## Task item
Would you copy out each line of the records below that includes the word "well"?

Document page image records
- - - -

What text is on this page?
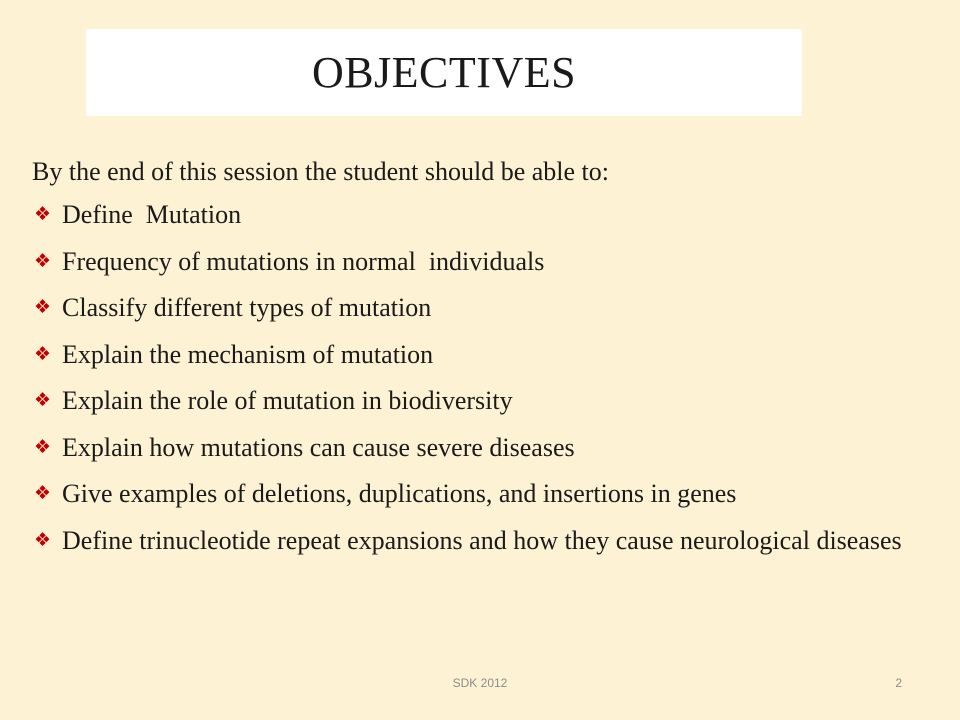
OBJECTIVES

By the end of this session the student should be able to:

❖ Define  Mutation
❖ Frequency of mutations in normal  individuals
❖ Classify different types of mutation
❖ Explain the mechanism of mutation
❖ Explain the role of mutation in biodiversity
❖ Explain how mutations can cause severe diseases
❖ Give examples of deletions, duplications, and insertions in genes
❖ Define trinucleotide repeat expansions and how they cause neurological diseases
SDK 2012	2
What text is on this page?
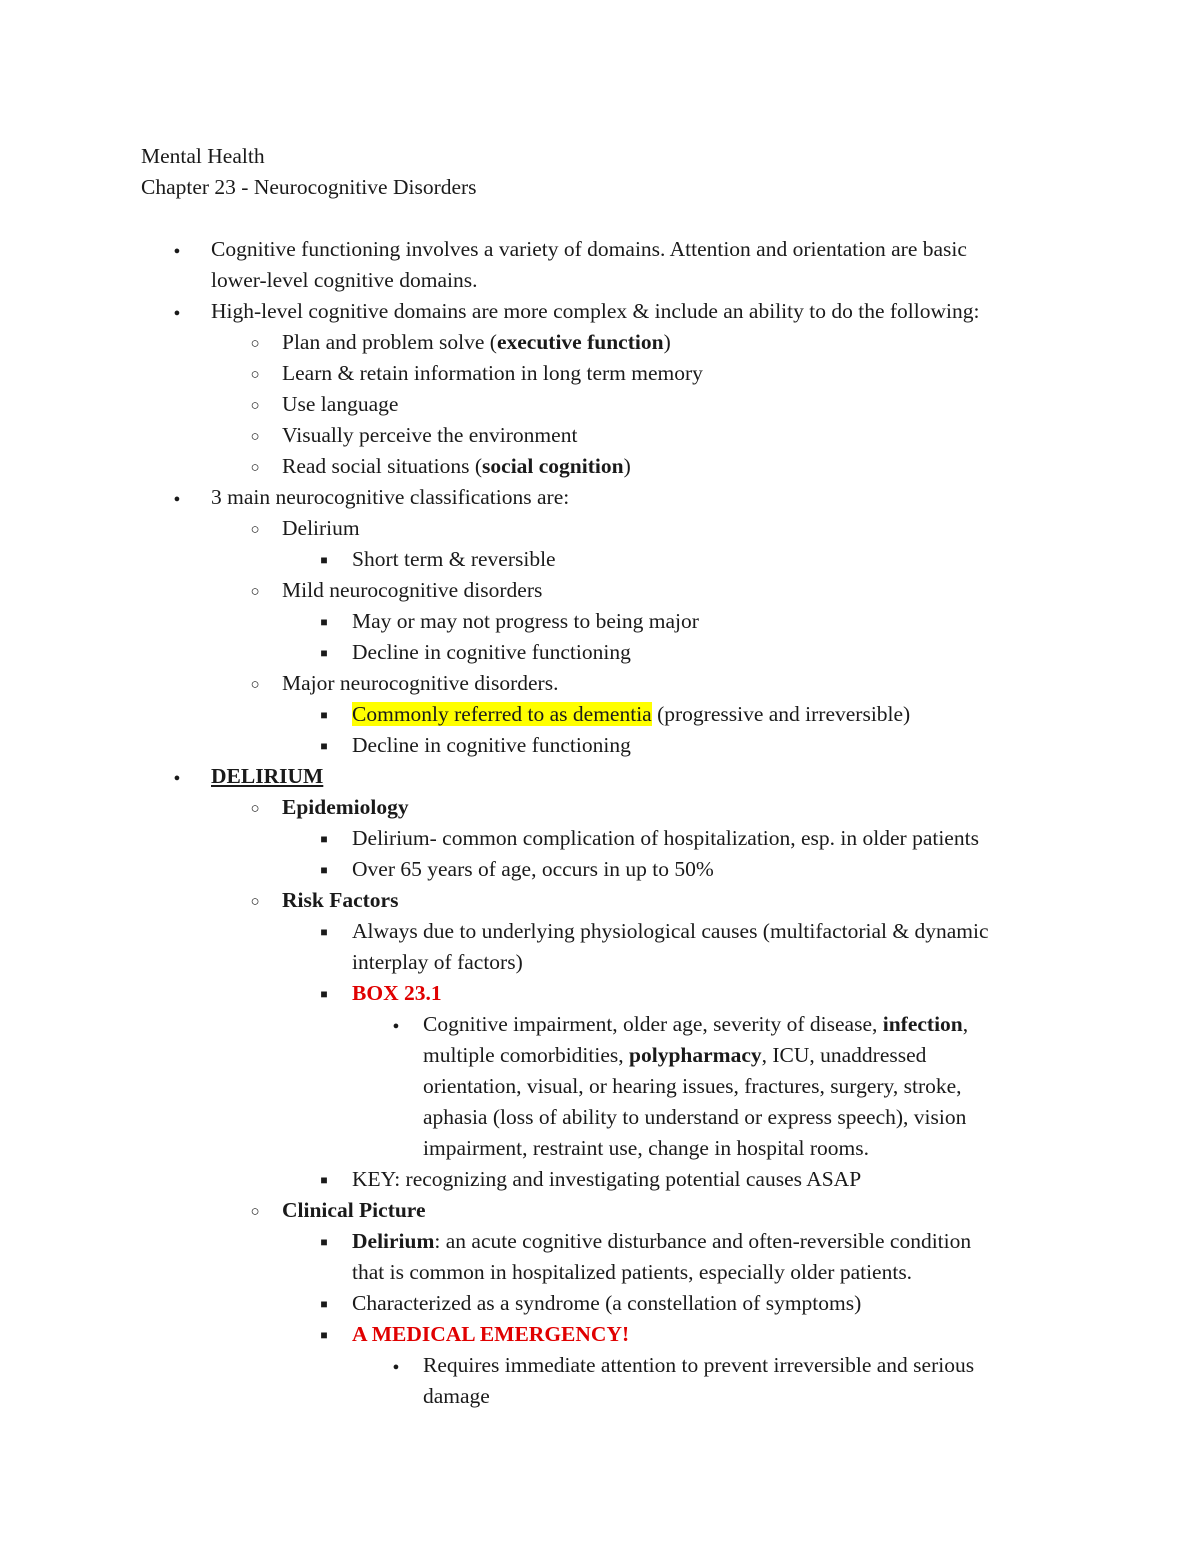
Mental Health
Chapter 23 - Neurocognitive Disorders
●
Cognitive functioning involves a variety of domains. Attention and orientation are basic
lower-level cognitive domains.
●
High-level cognitive domains are more complex & include an ability to do the following:
○
Plan and problem solve (executive function)
○
Learn & retain information in long term memory
○
Use language
○
Visually perceive the environment
○
Read social situations (social cognition)
●
3 main neurocognitive classifications are:
○
Delirium
■
Short term & reversible
○
Mild neurocognitive disorders
■
May or may not progress to being major
■
Decline in cognitive functioning
○
Major neurocognitive disorders.
■
Commonly referred to as dementia (progressive and irreversible)
■
Decline in cognitive functioning
●
DELIRIUM
○
Epidemiology
■
Delirium- common complication of hospitalization, esp. in older patients
■
Over 65 years of age, occurs in up to 50%
○
Risk Factors
■
Always due to underlying physiological causes (multifactorial & dynamic
interplay of factors)
■
BOX 23.1
●
Cognitive impairment, older age, severity of disease, infection,
multiple comorbidities, polypharmacy, ICU, unaddressed
orientation, visual, or hearing issues, fractures, surgery, stroke,
aphasia (loss of ability to understand or express speech), vision
impairment, restraint use, change in hospital rooms.
■
KEY: recognizing and investigating potential causes ASAP
○
Clinical Picture
■
Delirium: an acute cognitive disturbance and often-reversible condition
that is common in hospitalized patients, especially older patients.
■
Characterized as a syndrome (a constellation of symptoms)
■
A MEDICAL EMERGENCY!
●
Requires immediate attention to prevent irreversible and serious
damage
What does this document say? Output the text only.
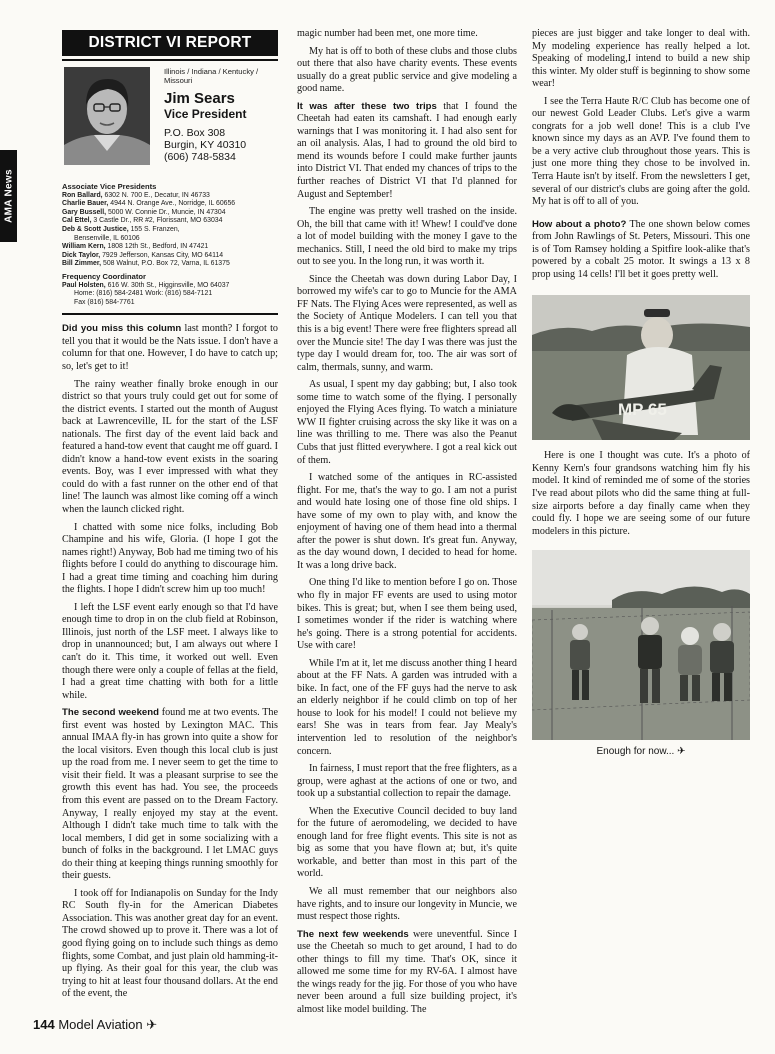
AMA News
DISTRICT VI REPORT
Illinois / Indiana / Kentucky / Missouri
Jim Sears
Vice President
P.O. Box 308
Burgin, KY 40310
(606) 748-5834
Associate Vice Presidents
Ron Ballard, 6302 N. 700 E., Decatur, IN 46733
Charlie Bauer, 4944 N. Orange Ave., Norridge, IL 60656
Gary Bussell, 5000 W. Connie Dr., Muncie, IN 47304
Cal Ettel, 3 Castle Dr., RR #2, Florissant, MO 63034
Deb & Scott Justice, 155 S. Franzen,
Bensenville, IL 60106
William Kern, 1808 12th St., Bedford, IN 47421
Dick Taylor, 7929 Jefferson, Kansas City, MO 64114
Bill Zimmer, 508 Walnut, P.O. Box 72, Varna, IL 61375
Frequency Coordinator
Paul Holsten, 616 W. 30th St., Higginsville, MO 64037
Home: (816) 584-2481 Work: (816) 584-7121
Fax (816) 584-7761

Did you miss this column last month? I forgot to tell you that it would be the Nats issue. I don't have a column for that one. However, I do have to catch up; so, let's get to it!

The rainy weather finally broke enough in our district so that yours truly could get out for some of the district events. I started out the month of August back at Lawrenceville, IL for the start of the LSF nationals. The first day of the event laid back and featured a hand-tow event that caught me off guard. I didn't know a hand-tow event exists in the soaring events. Boy, was I ever impressed with what they could do with a fast runner on the other end of that line! The launch was almost like coming off a winch when the launch clicked right.

I chatted with some nice folks, including Bob Champine and his wife, Gloria. (I hope I got the names right!) Anyway, Bob had me timing two of his flights before I could do anything to discourage him. I had a great time timing and coaching him during the flights. I hope I didn't screw him up too much!

I left the LSF event early enough so that I'd have enough time to drop in on the club field at Robinson, Illinois, just north of the LSF meet. I always like to drop in unannounced; but, I am always out where I can't do it. This time, it worked out well. Even though there were only a couple of fellas at the field, I had a great time chatting with both for a little while.

The second weekend found me at two events. The first event was hosted by Lexington MAC. This annual IMAA fly-in has grown into quite a show for the local visitors. Even though this local club is just up the road from me. I never seem to get the time to visit their field. It was a pleasant surprise to see the growth this event has had. You see, the proceeds from this event are passed on to the Dream Factory. Anyway, I really enjoyed my stay at the event. Although I didn't take much time to talk with the local members, I did get in some socializing with a bunch of folks in the background. I let LMAC guys do their thing at keeping things running smoothly for their guests.

I took off for Indianapolis on Sunday for the Indy RC South fly-in for the American Diabetes Association. This was another great day for an event. The crowd showed up to prove it. There was a lot of good flying going on to include such things as demo flights, some Combat, and just plain old hamming-it-up flying. As their goal for this year, the club was trying to hit at least four thousand dollars. At the end of the event, the

magic number had been met, one more time.

My hat is off to both of these clubs and those clubs out there that also have charity events. These events usually do a great public service and give modeling a good name.

It was after these two trips that I found the Cheetah had eaten its camshaft. I had enough early warnings that I was monitoring it. I had also sent for an oil analysis. Alas, I had to ground the old bird to mend its wounds before I could make further jaunts into District VI. That ended my chances of trips to the further reaches of District VI that I'd planned for August and September!

The engine was pretty well trashed on the inside. Oh, the bill that came with it! Whew! I could've done a lot of model building with the money I gave to the mechanics. Still, I need the old bird to make my trips out to see you. In the long run, it was worth it.

Since the Cheetah was down during Labor Day, I borrowed my wife's car to go to Muncie for the AMA FF Nats. The Flying Aces were represented, as well as the Society of Antique Modelers. I can tell you that this is a big event! There were free flighters spread all over the Muncie site! The day I was there was just the type day I would dream for, too. The air was sort of calm, thermals, sunny, and warm.

As usual, I spent my day gabbing; but, I also took some time to watch some of the flying. I personally enjoyed the Flying Aces flying. To watch a miniature WW II fighter cruising across the sky like it was on a line was thrilling to me. There was also the Peanut Cubs that just flitted everywhere. I got a real kick out of them.

I watched some of the antiques in RC-assisted flight. For me, that's the way to go. I am not a purist and would hate losing one of those fine old ships. I have some of my own to play with, and know the enjoyment of having one of them head into a thermal after the power is shut down. It's great fun. Anyway, as the day wound down, I decided to head for home. It was a long drive back.

One thing I'd like to mention before I go on. Those who fly in major FF events are used to using motor bikes. This is great; but, when I see them being used, I sometimes wonder if the rider is watching where he's going. There is a strong potential for accidents. Use with care!

While I'm at it, let me discuss another thing I heard about at the FF Nats. A garden was intruded with a bike. In fact, one of the FF guys had the nerve to ask an elderly neighbor if he could climb on top of her house to look for his model! I could not believe my ears! She was in tears from fear. Jay Mealy's intervention led to resolution of the neighbor's concern.

In fairness, I must report that the free flighters, as a group, were aghast at the actions of one or two, and took up a substantial collection to repair the damage.

When the Executive Council decided to buy land for the future of aeromodeling, we decided to have enough land for free flight events. This site is not as big as some that you have flown at; but, it's quite workable, and better than most in this part of the world.

We all must remember that our neighbors also have rights, and to insure our longevity in Muncie, we must respect those rights.

The next few weekends were uneventful. Since I use the Cheetah so much to get around, I had to do other things to fill my time. That's OK, since it allowed me some time for my RV-6A. I almost have the wings ready for the jig. For those of you who have never been around a full size building project, it's almost like model building. The

pieces are just bigger and take longer to deal with. My modeling experience has really helped a lot. Speaking of modeling,I intend to build a new ship this winter. My older stuff is beginning to show some wear!

I see the Terra Haute R/C Club has become one of our newest Gold Leader Clubs. Let's give a warm congrats for a job well done! This is a club I've known since my days as an AVP. I've found them to be a very active club throughout those years. This is just one more thing they chose to be involved in. Terra Haute isn't by itself. From the newsletters I get, several of our district's clubs are going after the gold. My hat is off to all of you.

How about a photo? The one shown below comes from John Rawlings of St. Peters, Missouri. This one is of Tom Ramsey holding a Spitfire look-alike that's powered by a cobalt 25 motor. It swings a 13 x 8 prop using 14 cells! I'll bet it goes pretty well.

MP 65

Here is one I thought was cute. It's a photo of Kenny Kern's four grandsons watching him fly his model. It kind of reminded me of some of the stories I've read about pilots who did the same thing at full-size airports before a day finally came when they could fly. I hope we are seeing some of our future modelers in this picture.

Enough for now... ✈
144 Model Aviation ✈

- - - -

## Solution to this exercise
I left the LSF event early enough so that I'd have enough time to drop in on the club field at Robinson, Illinois, just north of the LSF meet. I always like to drop in unannounced; but, I am always out where I can't do it. This time, it worked out well. Even though there were only a couple of fellas at the field, I had a great time chatting with both for a little while.
The engine was pretty well trashed on the inside. Oh, the bill that came with it! Whew! I could've done a lot of model building with the money I gave to the mechanics. Still, I need the old bird to make my trips out to see you. In the long run, it was worth it.
Since the Cheetah was down during Labor Day, I borrowed my wife's car to go to Muncie for the AMA FF Nats. The Flying Aces were represented, as well as the Society of Antique Modelers. I can tell you that this is a big event! There were free flighters spread all over the Muncie site! The day I was there was just the type day I would dream for, too. The air was sort of calm, thermals, sunny, and warm.
I see the Terra Haute R/C Club has become one of our newest Gold Leader Clubs. Let's give a warm congrats for a job well done! This is a club I've known since my days as an AVP. I've found them to be a very active club throughout those years. This is just one more thing they chose to be involved in. Terra Haute isn't by itself. From the newsletters I get, several of our district's clubs are going after the gold. My hat is off to all of you.
How about a photo? The one shown below comes from John Rawlings of St. Peters, Missouri. This one is of Tom Ramsey holding a Spitfire look-alike that's powered by a cobalt 25 motor. It swings a 13 x 8 prop using 14 cells! I'll bet it goes pretty well.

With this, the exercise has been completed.